_Task objective_
From the listing below, pick out each line with the word "caption".

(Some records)
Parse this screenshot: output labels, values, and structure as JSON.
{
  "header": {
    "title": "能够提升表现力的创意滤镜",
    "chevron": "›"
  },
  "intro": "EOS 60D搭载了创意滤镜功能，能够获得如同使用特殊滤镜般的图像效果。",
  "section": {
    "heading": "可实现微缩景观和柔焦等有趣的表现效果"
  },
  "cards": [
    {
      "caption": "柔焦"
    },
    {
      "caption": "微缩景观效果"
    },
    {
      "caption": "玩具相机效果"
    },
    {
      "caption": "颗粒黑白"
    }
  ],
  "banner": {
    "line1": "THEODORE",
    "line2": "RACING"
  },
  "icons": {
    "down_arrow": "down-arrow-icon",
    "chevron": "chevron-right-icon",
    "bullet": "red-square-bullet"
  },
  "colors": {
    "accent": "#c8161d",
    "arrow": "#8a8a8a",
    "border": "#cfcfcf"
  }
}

_Output for this task_
      "caption": "柔焦"
      "caption": "微缩景观效果"
      "caption": "玩具相机效果"
      "caption": "颗粒黑白"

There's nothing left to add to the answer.